■ WHAT TO WORK ON
Search the records that follow and extract every line containing the string "Deer".

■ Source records
···
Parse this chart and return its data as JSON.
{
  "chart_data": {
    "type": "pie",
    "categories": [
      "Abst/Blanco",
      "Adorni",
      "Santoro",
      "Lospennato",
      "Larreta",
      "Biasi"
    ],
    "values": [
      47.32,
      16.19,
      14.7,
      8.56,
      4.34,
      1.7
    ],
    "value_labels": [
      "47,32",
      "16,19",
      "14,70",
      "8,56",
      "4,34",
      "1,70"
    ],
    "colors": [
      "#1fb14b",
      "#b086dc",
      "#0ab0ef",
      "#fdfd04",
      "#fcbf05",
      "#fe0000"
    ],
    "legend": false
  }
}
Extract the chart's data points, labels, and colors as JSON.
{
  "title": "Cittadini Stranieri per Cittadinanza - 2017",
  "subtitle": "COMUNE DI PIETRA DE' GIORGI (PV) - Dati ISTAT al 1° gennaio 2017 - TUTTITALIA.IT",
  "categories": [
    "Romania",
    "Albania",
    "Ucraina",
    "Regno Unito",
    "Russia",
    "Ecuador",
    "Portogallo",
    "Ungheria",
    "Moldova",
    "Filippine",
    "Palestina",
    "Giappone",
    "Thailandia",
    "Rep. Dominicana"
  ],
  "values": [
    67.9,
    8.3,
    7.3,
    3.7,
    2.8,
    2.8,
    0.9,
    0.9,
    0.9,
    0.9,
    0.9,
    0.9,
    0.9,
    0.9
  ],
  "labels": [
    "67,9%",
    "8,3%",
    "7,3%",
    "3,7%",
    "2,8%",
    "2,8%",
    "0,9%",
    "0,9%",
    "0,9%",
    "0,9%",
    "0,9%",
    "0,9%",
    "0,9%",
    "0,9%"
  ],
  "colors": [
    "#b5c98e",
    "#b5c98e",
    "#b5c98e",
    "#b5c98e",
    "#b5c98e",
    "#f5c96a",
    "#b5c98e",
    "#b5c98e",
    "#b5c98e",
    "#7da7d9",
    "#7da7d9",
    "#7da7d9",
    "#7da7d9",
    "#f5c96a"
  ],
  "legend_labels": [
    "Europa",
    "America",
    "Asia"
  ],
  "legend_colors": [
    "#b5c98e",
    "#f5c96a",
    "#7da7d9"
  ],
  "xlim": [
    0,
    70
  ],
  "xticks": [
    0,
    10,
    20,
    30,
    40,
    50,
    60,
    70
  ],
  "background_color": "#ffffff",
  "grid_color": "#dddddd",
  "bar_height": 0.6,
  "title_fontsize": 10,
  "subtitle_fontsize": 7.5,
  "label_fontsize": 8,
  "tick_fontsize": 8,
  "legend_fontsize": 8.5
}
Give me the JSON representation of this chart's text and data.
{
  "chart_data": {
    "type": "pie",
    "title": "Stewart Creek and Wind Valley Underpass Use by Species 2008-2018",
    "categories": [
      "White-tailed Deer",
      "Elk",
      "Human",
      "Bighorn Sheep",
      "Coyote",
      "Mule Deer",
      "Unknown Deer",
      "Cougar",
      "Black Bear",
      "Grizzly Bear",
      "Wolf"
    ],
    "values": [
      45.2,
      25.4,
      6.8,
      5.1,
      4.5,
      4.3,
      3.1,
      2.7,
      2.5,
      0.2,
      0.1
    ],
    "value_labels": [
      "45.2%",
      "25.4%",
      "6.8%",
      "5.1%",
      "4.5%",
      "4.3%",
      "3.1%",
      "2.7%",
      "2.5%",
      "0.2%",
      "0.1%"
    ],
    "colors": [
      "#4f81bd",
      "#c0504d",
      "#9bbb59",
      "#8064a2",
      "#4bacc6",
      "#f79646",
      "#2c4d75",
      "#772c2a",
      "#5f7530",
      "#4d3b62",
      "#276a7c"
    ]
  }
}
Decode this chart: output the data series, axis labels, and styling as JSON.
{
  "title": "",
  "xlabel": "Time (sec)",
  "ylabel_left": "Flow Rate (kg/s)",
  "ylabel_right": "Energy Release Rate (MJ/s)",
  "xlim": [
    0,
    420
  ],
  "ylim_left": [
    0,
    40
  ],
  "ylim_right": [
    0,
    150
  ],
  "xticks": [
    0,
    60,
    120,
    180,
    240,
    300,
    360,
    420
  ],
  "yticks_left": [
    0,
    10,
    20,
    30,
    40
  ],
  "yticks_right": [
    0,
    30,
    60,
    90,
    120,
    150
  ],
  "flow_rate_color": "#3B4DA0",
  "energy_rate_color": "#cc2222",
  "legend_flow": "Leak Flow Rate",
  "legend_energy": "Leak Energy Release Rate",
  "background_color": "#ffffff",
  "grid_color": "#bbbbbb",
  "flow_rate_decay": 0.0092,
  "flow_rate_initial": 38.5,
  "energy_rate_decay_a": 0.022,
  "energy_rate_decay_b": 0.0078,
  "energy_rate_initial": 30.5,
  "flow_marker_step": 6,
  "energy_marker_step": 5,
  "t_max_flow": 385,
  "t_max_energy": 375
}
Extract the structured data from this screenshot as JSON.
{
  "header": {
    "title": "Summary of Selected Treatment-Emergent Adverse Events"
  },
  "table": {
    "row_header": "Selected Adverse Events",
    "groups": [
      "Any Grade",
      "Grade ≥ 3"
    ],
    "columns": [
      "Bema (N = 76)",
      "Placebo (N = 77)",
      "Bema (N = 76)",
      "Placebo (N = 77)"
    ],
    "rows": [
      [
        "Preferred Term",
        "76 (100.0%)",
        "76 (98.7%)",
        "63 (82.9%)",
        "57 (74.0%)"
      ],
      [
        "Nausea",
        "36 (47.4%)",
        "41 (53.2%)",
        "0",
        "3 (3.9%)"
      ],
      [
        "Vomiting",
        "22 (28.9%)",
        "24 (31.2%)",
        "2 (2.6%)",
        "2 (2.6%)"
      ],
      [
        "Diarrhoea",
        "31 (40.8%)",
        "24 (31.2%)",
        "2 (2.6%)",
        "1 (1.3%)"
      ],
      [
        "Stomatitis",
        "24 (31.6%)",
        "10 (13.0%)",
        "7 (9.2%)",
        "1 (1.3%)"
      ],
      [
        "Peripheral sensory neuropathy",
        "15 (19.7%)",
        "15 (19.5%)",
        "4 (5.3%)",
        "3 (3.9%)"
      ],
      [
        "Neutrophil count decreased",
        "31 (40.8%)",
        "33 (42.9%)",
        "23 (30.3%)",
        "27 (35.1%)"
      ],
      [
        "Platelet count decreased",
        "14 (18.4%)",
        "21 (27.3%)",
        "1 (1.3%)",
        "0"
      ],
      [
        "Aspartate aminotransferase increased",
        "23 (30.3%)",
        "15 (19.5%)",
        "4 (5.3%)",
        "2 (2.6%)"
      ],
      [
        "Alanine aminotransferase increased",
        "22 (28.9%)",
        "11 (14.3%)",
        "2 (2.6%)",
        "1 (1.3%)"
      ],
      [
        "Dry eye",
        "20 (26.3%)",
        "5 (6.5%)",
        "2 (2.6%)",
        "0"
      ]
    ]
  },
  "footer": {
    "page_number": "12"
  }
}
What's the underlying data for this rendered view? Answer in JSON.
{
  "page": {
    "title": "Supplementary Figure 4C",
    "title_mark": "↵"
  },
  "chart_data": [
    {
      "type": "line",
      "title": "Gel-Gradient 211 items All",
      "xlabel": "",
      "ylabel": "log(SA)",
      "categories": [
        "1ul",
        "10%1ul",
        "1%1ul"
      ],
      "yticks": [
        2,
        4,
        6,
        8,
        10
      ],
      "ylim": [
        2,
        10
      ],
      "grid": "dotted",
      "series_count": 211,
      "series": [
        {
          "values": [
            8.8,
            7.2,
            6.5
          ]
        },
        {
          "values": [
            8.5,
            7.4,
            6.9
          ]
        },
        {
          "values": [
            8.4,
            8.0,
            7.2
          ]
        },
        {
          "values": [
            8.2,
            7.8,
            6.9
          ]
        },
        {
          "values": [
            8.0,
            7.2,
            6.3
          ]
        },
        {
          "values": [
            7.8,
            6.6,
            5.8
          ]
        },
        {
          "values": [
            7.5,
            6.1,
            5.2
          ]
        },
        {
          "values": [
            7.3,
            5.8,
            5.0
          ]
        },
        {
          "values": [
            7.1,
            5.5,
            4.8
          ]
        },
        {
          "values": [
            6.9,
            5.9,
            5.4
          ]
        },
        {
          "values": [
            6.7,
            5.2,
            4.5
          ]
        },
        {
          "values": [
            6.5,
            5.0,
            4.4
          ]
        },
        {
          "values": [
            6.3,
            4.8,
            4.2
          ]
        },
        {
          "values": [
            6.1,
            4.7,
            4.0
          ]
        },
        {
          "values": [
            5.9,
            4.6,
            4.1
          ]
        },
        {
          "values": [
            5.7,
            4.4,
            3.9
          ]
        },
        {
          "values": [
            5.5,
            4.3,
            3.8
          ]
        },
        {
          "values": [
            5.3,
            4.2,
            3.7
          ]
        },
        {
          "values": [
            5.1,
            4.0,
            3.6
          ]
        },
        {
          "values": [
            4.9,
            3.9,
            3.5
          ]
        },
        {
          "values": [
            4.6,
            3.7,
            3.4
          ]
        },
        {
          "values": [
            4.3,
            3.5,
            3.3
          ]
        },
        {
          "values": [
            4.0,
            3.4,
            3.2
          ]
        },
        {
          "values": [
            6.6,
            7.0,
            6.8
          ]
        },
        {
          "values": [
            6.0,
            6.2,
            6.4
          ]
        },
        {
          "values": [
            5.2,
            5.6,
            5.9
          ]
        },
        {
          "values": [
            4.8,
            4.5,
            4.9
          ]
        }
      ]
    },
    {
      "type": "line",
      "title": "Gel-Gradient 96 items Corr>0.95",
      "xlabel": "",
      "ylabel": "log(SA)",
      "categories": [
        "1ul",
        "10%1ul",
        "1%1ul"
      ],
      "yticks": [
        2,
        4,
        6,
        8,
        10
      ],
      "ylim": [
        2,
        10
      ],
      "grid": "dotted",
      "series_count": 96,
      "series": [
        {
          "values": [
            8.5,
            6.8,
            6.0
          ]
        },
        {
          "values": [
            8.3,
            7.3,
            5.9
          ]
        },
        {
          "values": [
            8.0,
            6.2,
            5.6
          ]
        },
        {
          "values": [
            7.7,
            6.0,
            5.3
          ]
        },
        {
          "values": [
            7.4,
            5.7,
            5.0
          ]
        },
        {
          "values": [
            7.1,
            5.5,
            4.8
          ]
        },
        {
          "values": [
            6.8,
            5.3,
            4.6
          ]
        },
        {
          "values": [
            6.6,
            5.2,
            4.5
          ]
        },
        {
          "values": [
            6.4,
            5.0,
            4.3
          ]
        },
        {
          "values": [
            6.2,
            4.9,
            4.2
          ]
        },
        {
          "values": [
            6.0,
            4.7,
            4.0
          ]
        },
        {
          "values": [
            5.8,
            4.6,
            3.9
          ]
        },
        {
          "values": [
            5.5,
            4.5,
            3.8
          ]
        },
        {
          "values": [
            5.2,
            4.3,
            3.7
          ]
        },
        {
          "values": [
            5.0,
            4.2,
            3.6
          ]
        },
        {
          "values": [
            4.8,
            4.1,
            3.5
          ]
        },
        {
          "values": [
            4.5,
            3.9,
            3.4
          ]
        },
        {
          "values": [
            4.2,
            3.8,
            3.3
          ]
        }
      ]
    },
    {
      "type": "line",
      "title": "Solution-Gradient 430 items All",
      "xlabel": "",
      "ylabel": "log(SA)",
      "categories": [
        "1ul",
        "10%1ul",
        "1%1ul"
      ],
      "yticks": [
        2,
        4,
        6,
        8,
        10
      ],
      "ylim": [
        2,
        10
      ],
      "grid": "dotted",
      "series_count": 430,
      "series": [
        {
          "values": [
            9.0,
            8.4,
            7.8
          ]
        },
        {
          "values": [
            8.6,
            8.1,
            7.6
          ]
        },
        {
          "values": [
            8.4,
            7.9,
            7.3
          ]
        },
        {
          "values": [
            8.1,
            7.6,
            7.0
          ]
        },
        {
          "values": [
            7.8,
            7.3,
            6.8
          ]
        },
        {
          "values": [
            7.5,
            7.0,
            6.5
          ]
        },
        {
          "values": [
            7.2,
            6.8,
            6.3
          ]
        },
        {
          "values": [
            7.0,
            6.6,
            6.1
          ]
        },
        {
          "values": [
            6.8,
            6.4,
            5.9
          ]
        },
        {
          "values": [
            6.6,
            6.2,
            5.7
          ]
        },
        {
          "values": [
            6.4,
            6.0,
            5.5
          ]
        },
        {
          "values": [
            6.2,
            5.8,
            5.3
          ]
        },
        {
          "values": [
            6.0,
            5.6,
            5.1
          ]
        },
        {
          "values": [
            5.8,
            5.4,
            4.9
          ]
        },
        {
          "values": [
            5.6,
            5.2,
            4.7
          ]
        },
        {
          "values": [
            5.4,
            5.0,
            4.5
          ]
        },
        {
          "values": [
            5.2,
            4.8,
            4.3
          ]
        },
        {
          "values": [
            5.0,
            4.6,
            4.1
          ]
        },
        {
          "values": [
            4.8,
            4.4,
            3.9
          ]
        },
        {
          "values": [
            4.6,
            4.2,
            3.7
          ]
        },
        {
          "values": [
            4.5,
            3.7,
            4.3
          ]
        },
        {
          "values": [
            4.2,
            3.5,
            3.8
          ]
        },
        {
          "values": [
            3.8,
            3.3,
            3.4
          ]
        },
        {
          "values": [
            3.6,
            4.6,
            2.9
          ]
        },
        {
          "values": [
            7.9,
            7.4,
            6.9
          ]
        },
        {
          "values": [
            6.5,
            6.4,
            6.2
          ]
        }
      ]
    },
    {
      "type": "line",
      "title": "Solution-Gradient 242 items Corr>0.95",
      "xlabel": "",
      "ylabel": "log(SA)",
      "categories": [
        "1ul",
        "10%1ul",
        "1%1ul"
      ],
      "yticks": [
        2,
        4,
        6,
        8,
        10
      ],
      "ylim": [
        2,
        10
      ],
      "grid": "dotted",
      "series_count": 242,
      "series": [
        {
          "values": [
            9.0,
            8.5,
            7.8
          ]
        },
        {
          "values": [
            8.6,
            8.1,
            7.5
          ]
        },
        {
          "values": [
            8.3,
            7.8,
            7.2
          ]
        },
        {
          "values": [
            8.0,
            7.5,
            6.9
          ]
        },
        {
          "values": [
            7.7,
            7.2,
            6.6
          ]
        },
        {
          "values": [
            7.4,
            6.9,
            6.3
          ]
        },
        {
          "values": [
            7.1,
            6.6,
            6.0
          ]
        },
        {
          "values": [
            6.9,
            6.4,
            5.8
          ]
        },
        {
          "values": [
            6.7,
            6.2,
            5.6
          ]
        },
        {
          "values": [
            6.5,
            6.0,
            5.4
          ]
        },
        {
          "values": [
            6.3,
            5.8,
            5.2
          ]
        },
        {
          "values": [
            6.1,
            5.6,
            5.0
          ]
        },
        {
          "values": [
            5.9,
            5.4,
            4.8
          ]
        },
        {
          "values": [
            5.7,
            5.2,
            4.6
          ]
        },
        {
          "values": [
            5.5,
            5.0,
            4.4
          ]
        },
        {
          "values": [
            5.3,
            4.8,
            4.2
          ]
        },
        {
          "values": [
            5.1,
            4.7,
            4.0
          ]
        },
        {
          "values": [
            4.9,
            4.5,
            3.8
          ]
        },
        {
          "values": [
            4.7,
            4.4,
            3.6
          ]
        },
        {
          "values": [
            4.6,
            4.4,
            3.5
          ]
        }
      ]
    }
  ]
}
···
■ EXERCISE RESPONSE
      "White-tailed Deer",
      "Mule Deer",
      "Unknown Deer",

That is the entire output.